• _PROBLEM TO WORK ON_:
Read through the records below and copy each line that uses the word "misiles".
━━━━━━━━━━
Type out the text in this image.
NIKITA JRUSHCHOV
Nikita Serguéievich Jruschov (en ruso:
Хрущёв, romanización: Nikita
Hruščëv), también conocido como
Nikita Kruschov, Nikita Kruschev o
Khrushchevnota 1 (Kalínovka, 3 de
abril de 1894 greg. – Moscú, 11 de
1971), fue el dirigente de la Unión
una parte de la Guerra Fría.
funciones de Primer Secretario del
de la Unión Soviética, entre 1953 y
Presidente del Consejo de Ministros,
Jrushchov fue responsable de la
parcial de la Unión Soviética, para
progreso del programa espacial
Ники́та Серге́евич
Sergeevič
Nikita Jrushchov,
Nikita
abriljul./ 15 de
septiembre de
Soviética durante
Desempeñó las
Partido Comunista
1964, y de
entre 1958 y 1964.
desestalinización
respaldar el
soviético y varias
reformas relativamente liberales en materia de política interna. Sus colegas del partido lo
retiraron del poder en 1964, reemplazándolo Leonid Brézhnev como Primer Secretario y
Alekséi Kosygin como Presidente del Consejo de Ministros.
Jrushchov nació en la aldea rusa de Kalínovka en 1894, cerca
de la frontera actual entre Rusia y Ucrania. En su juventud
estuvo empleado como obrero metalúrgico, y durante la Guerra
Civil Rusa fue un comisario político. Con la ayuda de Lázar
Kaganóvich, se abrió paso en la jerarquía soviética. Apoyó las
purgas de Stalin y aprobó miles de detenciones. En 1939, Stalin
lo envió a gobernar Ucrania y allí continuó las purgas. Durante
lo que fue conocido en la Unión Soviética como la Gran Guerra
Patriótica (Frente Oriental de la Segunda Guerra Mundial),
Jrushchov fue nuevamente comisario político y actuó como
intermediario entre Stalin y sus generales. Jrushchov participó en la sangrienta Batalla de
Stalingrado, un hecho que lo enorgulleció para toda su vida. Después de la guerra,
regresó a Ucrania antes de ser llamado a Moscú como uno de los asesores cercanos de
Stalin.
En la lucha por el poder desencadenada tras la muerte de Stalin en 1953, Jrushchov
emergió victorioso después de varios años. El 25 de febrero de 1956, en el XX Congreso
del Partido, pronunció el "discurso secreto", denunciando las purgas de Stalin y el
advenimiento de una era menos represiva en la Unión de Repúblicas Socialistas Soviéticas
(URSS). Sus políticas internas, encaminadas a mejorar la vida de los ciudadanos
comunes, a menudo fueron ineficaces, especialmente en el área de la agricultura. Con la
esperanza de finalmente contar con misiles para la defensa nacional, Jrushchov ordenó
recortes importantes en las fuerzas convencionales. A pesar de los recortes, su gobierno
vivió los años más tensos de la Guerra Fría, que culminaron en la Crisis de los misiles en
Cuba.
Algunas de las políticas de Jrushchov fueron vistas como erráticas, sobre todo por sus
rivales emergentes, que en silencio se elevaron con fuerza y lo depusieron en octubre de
━━━━━━━━━━
• _ANSWER TO THIS EXERCISE_:
esperanza de finalmente contar con misiles para la defensa nacional, Jrushchov ordenó
vivió los años más tensos de la Guerra Fría, que culminaron en la Crisis de los misiles en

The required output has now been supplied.